■ SUPPLIED DATA:

* * * *

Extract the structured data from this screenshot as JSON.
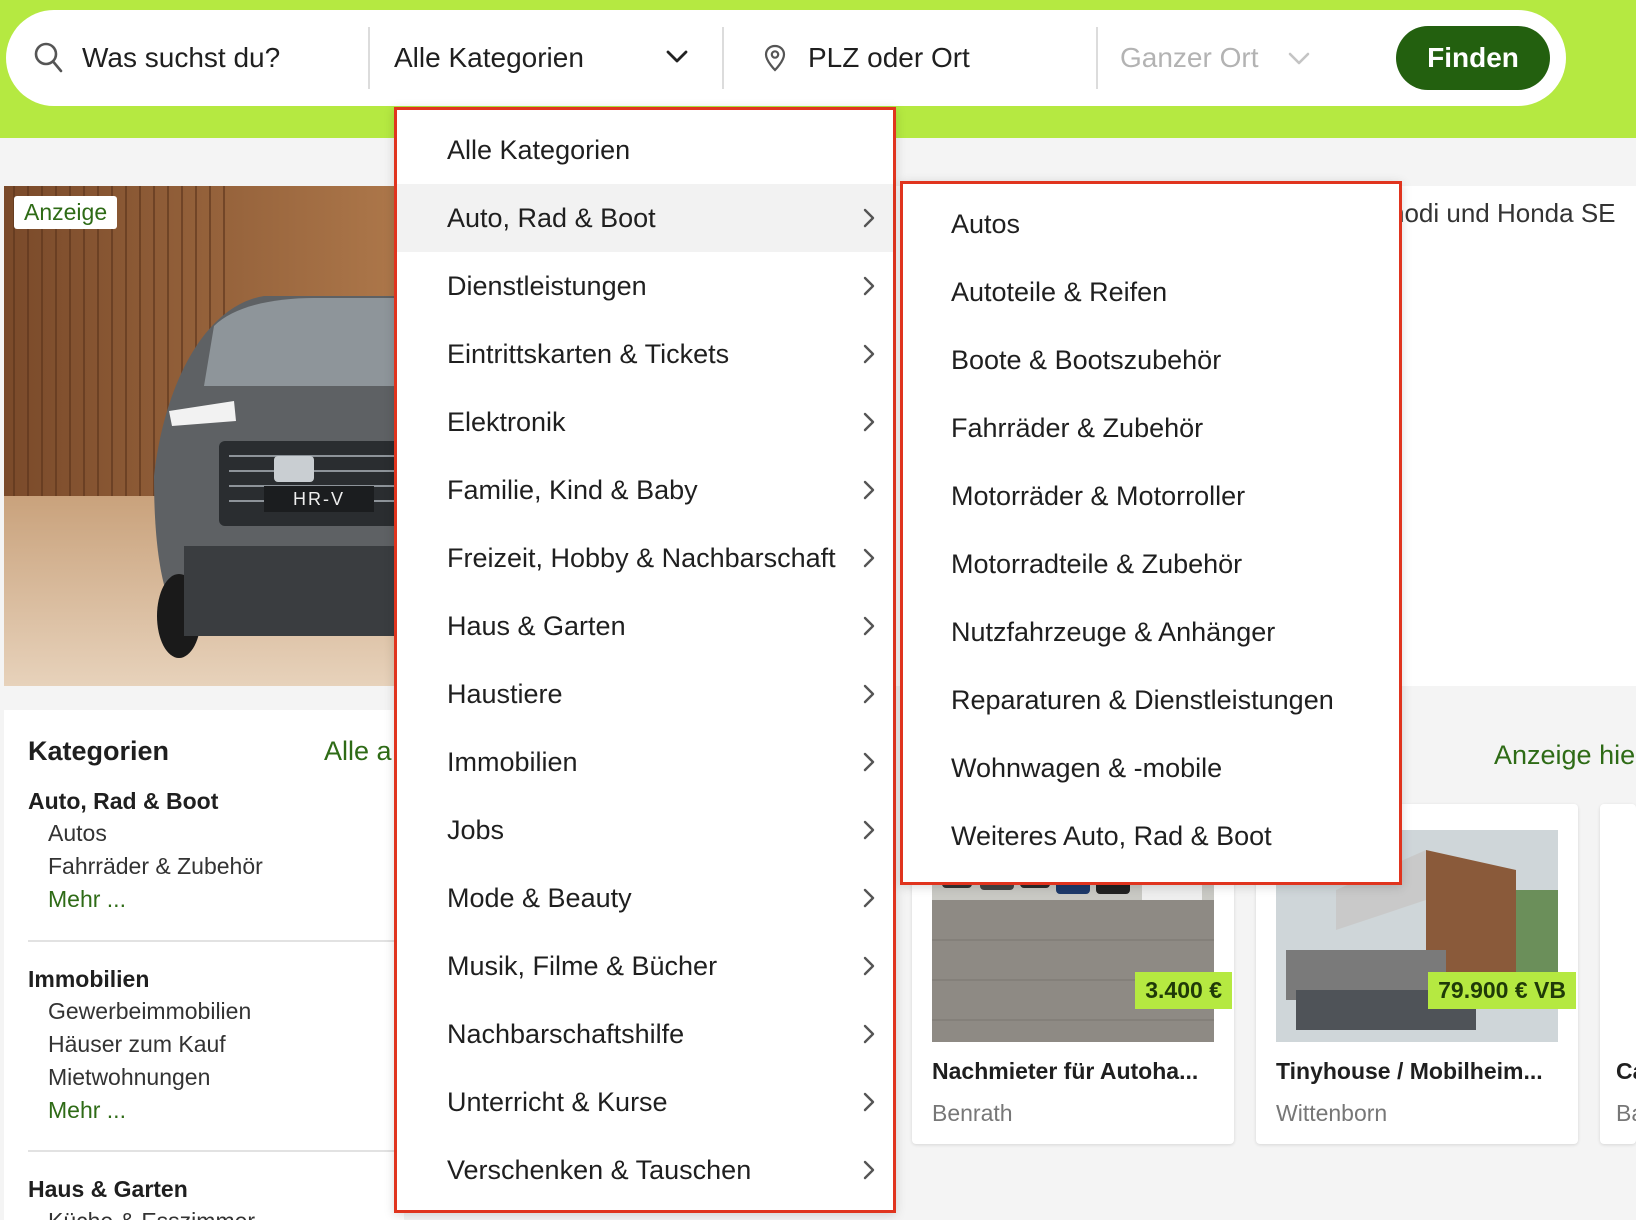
{
  "header": {
    "search_placeholder": "Was suchst du?",
    "category_select": "Alle Kategorien",
    "location_placeholder": "PLZ oder Ort",
    "radius_select": "Ganzer Ort",
    "find_button": "Finden",
    "accent_color": "#b5e941",
    "button_color": "#23600f"
  },
  "hero": {
    "ad_tag": "Anzeige",
    "copy_fragment": "nodi und Honda SE",
    "car_badge": "HR-V"
  },
  "categories_card": {
    "title": "Kategorien",
    "all_link": "Alle a",
    "groups": [
      {
        "title": "Auto, Rad & Boot",
        "items": [
          "Autos",
          "Fahrräder & Zubehör"
        ],
        "more": "Mehr ..."
      },
      {
        "title": "Immobilien",
        "items": [
          "Gewerbeimmobilien",
          "Häuser zum Kauf",
          "Mietwohnungen"
        ],
        "more": "Mehr ..."
      },
      {
        "title": "Haus & Garten",
        "items": [
          "Küche & Esszimmer"
        ]
      }
    ]
  },
  "ads_link": "Anzeige hie",
  "listings": [
    {
      "price": "3.400 €",
      "title": "Nachmieter für Autoha...",
      "location": "Benrath"
    },
    {
      "price": "79.900 € VB",
      "title": "Tinyhouse / Mobilheim...",
      "location": "Wittenborn"
    },
    {
      "title": "Ca",
      "location": "Ba"
    }
  ],
  "category_menu": {
    "items": [
      {
        "label": "Alle Kategorien",
        "has_sub": false
      },
      {
        "label": "Auto, Rad & Boot",
        "has_sub": true,
        "active": true
      },
      {
        "label": "Dienstleistungen",
        "has_sub": true
      },
      {
        "label": "Eintrittskarten & Tickets",
        "has_sub": true
      },
      {
        "label": "Elektronik",
        "has_sub": true
      },
      {
        "label": "Familie, Kind & Baby",
        "has_sub": true
      },
      {
        "label": "Freizeit, Hobby & Nachbarschaft",
        "has_sub": true
      },
      {
        "label": "Haus & Garten",
        "has_sub": true
      },
      {
        "label": "Haustiere",
        "has_sub": true
      },
      {
        "label": "Immobilien",
        "has_sub": true
      },
      {
        "label": "Jobs",
        "has_sub": true
      },
      {
        "label": "Mode & Beauty",
        "has_sub": true
      },
      {
        "label": "Musik, Filme & Bücher",
        "has_sub": true
      },
      {
        "label": "Nachbarschaftshilfe",
        "has_sub": true
      },
      {
        "label": "Unterricht & Kurse",
        "has_sub": true
      },
      {
        "label": "Verschenken & Tauschen",
        "has_sub": true
      }
    ]
  },
  "subcategory_menu": {
    "items": [
      "Autos",
      "Autoteile & Reifen",
      "Boote & Bootszubehör",
      "Fahrräder & Zubehör",
      "Motorräder & Motorroller",
      "Motorradteile & Zubehör",
      "Nutzfahrzeuge & Anhänger",
      "Reparaturen & Dienstleistungen",
      "Wohnwagen & -mobile",
      "Weiteres Auto, Rad & Boot"
    ]
  },
  "highlight_border_color": "#e0341e"
}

* * * *

■ WHAT NEEDS TO BE DONE: Every line that holds the word "Alle" should be extracted.

■ SOLVED EXERCISE:
    "category_select": "Alle Kategorien",
    "all_link": "Alle a",
        "label": "Alle Kategorien",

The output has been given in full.